| Estratto del documento |
Izzy impersona in forma parodistica e in modo auto-satirico il sogno americano. Per rappresentarlo in modo credibile e utilitarista questa giovane e “ingenua” ultra-opportunista deve pensare positivamente, tanto da credere ai miracoli. Il suo riferimento colto è la Holly di Colazione da Tiffany, raffinata cocotte interpretata dalla inimitabile Audrey Hepburn.
Il pensare positivo del mito americano viene nel film presentato con sottile e graffiante ironia, così diversamente da Inside out dove il mantra era la gioia a tutti i costi e l’immedesimazione dello spettatore con il sogno americano, qui si favorisce invece lo sguardo critico che permette l’effetto straniamento. La Gioia di Inside out appare in She’s funny that way nella versione cinica e sofisticata di una musa-squillo e ci fa riflettere innanzitutto sul prezzo da pagare che il sogno americano comporta, soprattutto nella fase dell’accumulazione originaria, ossia della dura gavetta in cui ogni mezzo è lecito per affermarsi ai danni della concorrenza.
L’egemonia culturale dell’industria cinematografica statunitense appare inossidabile dal momento che riesce al contempo a essere la tesi (Inside out) e l’antitesi (She’s funny that way), il sogno americano e la sua amorevole parodia, una maggioranza solida, ma che lascia diritto di tribuna alla propria opposizione, un’opposizione di sua maestà, che non può che solidificare l’egemonia a stelle e strisce.
L’industria cinematografica statunitense risulta così in grado di egemonizzare l’immaginario collettivo non solo a livello commerciale di massa, con blockbuster di ottima qualità come Inside out, ma di fornirne altresì la versione sofisticata, per intellettuali, per “europei”. In tal modo riesce a tenere insieme, nello stesso orizzonte del sogno americano, della sua “religione”, ossia del suo modo di comprendersi e rappresentarsi sia le masse popolari che gli intellettuali.
Da questo punto di vista il cinema americano appare notevolmente superiore rispetto a quello europeo, non solo nei suoi prodotti di intrattenimento, ma anche nei suoi prodotti più raffinati rivolti ad un pubblico colto, dei “capolavori” rispetto alle opere troppo spesso insostenibili dei nostri intellettuali ex di sinistra.
Il segreto del suo successo dipende dal fatto che la forma diciamo così “popolare” non è astrattamente contrapposta a quella “intellettuale”, come avviene ad esempio in Italia, dove vengono prodotte pellicole pesantissime e noiosissime, film per il pubblico colto e film di intrattenimento volgarissimi per la massa, ma riesce a trovare il giusto mezzo, riuscendo a far ridere, a intrattenere e al contempo a far riflettere.

| Compito assegnato A |
Nel testo sul sogno americano al cinema, chi è il riferimento colto di Izzy?
| Compito assegnato B |
Prosegui il testo sul sogno americano al cinema partendo dall'ultima frase riportata.

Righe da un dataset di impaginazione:
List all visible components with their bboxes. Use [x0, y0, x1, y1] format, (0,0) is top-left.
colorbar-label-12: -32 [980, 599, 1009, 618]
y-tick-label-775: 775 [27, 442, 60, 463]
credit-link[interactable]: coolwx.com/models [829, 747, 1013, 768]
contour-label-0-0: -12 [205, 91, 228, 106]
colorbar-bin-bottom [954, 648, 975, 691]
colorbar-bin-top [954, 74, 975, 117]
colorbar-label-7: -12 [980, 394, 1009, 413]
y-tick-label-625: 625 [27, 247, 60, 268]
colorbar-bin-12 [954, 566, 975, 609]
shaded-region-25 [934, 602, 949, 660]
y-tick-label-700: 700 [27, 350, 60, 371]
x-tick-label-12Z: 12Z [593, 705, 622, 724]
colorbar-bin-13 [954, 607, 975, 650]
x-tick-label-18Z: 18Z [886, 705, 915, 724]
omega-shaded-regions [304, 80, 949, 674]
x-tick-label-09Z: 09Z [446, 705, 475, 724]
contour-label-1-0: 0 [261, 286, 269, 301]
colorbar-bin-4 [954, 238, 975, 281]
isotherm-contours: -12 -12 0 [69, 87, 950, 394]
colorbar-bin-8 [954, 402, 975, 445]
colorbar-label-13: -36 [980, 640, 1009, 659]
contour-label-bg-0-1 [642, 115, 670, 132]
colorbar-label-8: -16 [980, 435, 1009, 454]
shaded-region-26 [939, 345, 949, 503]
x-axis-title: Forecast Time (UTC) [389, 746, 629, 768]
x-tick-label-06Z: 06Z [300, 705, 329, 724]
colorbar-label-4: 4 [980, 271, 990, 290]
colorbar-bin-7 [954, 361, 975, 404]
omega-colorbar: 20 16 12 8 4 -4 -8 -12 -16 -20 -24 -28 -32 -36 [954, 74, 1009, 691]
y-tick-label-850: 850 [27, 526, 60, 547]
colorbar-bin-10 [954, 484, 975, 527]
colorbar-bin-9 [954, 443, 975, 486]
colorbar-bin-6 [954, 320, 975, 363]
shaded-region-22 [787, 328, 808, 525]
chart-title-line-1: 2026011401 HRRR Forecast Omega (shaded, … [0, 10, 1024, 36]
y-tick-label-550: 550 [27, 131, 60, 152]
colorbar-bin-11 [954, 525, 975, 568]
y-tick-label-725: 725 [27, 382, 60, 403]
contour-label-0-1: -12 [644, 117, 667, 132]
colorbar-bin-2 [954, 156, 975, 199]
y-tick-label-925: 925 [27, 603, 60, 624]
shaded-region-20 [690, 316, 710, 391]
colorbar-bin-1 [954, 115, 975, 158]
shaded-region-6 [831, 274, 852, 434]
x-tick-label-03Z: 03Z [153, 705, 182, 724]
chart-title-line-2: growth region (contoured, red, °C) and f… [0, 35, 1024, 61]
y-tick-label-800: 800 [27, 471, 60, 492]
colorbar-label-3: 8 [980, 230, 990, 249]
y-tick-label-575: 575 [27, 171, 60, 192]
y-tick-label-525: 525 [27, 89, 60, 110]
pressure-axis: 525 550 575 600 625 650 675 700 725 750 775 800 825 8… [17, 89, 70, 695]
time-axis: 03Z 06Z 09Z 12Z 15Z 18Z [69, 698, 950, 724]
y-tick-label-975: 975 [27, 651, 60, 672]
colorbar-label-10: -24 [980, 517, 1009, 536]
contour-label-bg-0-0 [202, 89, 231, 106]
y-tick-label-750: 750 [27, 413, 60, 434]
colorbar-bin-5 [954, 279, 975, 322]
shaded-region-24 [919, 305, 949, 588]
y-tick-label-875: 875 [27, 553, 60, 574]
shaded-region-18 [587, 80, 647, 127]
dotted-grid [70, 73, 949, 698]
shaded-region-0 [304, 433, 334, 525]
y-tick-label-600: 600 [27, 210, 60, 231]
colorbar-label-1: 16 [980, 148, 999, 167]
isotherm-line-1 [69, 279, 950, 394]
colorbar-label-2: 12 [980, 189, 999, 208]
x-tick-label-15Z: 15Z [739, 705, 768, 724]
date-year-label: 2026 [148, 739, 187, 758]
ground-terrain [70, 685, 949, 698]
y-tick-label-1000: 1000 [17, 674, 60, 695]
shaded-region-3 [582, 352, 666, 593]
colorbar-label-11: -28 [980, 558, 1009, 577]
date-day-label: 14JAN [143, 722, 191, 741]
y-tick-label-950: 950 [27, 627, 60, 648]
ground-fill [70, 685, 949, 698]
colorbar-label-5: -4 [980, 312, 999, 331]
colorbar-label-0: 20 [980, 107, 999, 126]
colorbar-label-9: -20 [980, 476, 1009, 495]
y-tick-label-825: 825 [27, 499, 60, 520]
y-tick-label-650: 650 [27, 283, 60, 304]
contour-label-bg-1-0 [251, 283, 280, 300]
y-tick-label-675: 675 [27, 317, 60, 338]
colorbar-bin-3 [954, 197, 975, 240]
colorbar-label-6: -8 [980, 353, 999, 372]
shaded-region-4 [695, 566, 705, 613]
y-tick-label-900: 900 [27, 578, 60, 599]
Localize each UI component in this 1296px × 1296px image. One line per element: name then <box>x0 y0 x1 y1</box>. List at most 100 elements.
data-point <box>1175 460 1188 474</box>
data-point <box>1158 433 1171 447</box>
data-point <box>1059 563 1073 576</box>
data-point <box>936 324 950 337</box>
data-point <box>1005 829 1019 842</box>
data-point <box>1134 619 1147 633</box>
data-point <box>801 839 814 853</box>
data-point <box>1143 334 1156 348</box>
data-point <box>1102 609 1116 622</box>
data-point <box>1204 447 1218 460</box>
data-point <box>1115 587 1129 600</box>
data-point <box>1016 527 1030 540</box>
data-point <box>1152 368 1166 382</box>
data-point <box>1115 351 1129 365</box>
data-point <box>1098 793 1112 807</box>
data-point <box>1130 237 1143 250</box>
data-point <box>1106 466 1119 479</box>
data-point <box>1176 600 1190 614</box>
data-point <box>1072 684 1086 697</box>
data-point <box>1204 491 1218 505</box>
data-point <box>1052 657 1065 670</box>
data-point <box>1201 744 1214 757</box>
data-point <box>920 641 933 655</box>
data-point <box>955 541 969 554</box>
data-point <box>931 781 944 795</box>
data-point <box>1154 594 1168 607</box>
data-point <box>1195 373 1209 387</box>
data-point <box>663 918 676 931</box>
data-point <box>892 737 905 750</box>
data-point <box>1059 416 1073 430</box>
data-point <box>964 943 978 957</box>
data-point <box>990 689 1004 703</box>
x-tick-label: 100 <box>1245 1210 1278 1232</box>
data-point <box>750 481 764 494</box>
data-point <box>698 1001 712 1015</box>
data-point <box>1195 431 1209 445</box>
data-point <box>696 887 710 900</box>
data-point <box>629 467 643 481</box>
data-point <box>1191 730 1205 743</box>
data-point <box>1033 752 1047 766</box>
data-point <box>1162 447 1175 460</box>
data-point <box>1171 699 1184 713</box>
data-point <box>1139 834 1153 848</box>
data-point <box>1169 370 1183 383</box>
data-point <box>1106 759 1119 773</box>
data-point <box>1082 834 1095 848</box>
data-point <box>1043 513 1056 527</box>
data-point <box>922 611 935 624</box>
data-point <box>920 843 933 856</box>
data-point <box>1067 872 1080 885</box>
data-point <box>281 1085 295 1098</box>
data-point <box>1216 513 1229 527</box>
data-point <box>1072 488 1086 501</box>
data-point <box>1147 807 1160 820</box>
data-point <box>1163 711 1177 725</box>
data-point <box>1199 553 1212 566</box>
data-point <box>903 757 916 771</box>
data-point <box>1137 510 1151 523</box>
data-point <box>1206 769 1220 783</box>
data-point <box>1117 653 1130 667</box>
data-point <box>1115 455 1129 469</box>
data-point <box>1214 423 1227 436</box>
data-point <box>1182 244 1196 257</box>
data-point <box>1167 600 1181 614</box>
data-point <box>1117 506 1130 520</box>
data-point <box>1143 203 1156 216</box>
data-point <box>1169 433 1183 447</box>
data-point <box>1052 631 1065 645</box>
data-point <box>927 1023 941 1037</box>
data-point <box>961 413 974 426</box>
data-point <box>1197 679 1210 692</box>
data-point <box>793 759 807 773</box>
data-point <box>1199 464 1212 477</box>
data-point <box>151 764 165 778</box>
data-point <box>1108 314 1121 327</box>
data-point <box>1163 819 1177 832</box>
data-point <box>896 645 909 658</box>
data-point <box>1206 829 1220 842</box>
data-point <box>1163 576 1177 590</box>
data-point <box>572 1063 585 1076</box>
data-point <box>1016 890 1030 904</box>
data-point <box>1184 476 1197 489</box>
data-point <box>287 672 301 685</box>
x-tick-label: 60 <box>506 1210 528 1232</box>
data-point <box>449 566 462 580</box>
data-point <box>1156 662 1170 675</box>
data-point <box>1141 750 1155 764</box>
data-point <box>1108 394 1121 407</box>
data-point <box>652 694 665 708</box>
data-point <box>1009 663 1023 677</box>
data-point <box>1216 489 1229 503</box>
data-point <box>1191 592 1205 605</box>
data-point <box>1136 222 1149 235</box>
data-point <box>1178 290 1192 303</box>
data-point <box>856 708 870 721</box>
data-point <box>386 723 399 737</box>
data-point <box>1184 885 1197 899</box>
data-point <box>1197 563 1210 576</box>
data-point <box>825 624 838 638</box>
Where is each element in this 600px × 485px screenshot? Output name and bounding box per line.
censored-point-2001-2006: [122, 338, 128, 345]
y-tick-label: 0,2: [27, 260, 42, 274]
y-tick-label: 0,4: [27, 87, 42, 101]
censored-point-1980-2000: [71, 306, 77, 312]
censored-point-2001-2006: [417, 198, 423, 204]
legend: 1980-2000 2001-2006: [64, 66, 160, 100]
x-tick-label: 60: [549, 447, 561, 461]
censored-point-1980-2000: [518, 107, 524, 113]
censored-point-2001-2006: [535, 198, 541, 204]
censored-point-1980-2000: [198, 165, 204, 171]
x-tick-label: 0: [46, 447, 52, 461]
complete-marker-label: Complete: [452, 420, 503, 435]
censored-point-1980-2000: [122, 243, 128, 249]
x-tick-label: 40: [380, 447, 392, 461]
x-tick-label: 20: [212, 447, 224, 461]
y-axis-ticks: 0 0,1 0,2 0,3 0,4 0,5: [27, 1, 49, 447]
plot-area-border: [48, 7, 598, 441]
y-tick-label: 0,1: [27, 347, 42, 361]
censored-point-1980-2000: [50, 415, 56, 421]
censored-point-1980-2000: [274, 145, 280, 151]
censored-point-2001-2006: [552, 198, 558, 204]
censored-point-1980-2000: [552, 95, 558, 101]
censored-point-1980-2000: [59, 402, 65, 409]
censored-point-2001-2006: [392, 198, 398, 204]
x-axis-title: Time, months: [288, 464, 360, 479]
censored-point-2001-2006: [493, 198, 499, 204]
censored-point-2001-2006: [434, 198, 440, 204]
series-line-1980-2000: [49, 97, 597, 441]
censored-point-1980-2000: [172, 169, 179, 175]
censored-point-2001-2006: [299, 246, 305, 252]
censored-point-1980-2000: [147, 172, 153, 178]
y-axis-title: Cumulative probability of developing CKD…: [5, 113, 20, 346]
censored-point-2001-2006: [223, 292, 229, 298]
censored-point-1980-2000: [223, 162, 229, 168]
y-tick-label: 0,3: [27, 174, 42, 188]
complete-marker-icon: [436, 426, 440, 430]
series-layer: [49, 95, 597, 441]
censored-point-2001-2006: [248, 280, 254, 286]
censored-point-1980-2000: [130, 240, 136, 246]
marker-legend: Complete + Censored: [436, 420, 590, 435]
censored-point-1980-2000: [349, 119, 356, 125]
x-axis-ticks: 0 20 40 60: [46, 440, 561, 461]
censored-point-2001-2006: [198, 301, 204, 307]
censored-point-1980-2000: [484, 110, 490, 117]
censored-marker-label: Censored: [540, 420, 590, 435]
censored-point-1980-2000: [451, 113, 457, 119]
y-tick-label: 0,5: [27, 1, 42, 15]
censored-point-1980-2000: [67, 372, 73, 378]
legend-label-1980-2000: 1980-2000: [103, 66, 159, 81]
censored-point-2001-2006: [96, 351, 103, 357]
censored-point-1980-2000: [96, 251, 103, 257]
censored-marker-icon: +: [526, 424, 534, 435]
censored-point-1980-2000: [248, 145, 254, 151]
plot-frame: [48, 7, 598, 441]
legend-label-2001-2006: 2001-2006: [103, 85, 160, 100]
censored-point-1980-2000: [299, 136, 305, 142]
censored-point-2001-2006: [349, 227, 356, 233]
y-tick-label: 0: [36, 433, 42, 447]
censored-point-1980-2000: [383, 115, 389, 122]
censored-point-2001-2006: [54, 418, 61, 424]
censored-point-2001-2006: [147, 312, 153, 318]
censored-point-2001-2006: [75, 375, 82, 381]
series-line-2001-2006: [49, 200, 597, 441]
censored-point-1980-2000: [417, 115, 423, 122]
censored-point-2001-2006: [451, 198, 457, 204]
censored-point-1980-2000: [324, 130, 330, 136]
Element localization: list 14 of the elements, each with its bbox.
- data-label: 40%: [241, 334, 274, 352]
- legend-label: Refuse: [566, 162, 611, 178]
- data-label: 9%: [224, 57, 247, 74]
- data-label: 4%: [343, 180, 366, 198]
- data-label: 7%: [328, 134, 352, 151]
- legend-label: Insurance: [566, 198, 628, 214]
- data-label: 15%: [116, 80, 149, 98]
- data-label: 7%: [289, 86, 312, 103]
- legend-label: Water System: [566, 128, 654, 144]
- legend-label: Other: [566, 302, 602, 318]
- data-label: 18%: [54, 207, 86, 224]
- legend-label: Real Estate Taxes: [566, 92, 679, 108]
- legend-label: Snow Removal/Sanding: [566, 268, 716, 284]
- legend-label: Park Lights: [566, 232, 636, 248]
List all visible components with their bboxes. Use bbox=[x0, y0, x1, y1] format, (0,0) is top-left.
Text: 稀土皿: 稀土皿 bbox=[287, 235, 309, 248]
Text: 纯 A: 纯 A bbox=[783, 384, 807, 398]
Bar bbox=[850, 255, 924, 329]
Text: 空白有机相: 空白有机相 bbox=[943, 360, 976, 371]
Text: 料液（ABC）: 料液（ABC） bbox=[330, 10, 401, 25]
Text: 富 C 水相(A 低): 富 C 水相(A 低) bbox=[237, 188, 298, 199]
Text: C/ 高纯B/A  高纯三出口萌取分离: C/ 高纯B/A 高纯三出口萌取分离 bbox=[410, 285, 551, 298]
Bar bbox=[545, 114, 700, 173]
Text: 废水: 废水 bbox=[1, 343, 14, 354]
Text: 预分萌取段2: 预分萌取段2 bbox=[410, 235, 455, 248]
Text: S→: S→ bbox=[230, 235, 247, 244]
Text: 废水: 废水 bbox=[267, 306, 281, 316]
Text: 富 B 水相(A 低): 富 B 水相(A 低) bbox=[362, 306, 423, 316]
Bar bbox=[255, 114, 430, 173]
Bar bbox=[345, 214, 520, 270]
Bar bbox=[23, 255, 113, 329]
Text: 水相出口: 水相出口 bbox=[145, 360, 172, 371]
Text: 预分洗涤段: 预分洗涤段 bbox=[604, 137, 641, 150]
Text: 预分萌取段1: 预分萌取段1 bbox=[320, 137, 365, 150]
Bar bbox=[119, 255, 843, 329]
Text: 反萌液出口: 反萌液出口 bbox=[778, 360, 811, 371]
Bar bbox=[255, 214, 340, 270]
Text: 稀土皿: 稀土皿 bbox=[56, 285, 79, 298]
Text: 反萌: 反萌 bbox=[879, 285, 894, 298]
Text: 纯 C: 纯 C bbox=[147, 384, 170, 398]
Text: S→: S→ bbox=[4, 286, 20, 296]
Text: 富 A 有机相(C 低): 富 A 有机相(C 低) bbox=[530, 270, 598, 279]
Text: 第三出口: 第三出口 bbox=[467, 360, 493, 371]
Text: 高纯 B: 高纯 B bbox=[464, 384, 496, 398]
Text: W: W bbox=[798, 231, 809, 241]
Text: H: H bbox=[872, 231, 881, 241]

| Soluzione esercizio A |
La Holly di Colazione da Tiffany, la raffinata cocotte interpretata da Audrey Hepburn.

| Soluzione esercizio B |
L’eticità calvinista originaria della cultura americana continua ad agire ancora oggi e a far sì che anche film di intrattenimento, leggeri riescano a divertire senza essere volgari senza colpire lo spettatore sotto la cintola, non rivolgendosi solo ai suoi istinti, ma anche al suo cervello.
Si pensi all’abisso che separa queste commedie sofisticate o anche opere di puro intrattenimento come Inside out, dagli attuali epigoni della commedia all’italiana, rappresentata dai cinepanettoni natalizi. Nei film americani la morale, la ragione non è mai del tutto sacrificata per mirare agli istinti più bassi della plebe. I vizi e gli atteggiamenti immorali sono presi in giro, c’è quel distacco ironico che consente allo spettatore l’attitudine riflessiva e la catarsi mediante l’effetto di straniamento. Mentre nelle commediole all’italiana si ricerca una totale immedesimazione dello spettatore con la volgarità dei personaggi. Perciò le commedie sofisticate americane, per quanto leggere e godibili esteticamente, non sono mai becere, grevi come le nostrane. Quel minimo di eticità ancora presente nell’industria cinematografica americana è del resto del tutto assente nella stracciona industria italiana, dove si va avanti unicamente per raccomandazioni a discapito della stessa produttività. Proprio perciò la nostra industria non è in grado di competere con quella statunitense.
Bogdanovich, ad esempio, in questa sua ultima commedia, riesce a parlare con delicatezza, ironia e senza l’attitudine paternalista da nipotino di padre Bresciani di una giovane squillo di periferia. Il regista americano rivisita ottimamente la grande tradizione di commedie sofisticate americane da Ernst Lubitsch fino a Woody Allen, senza dimenticare Colazione da Tiffany di Blake Edwards. Il film del resto è godibile esteticamente, sia perché è ben girato, sia perché vi sono ottimi interpreti, fra i quali spicca una divertentissima Jennifer Aniston. Rispetto ai loro equivalenti europei, ad esempio la commediola Non è il mio tipo, film come questo ne rappresentano certamente la bella copia, anche perché meno scontati e decisamente più realistici.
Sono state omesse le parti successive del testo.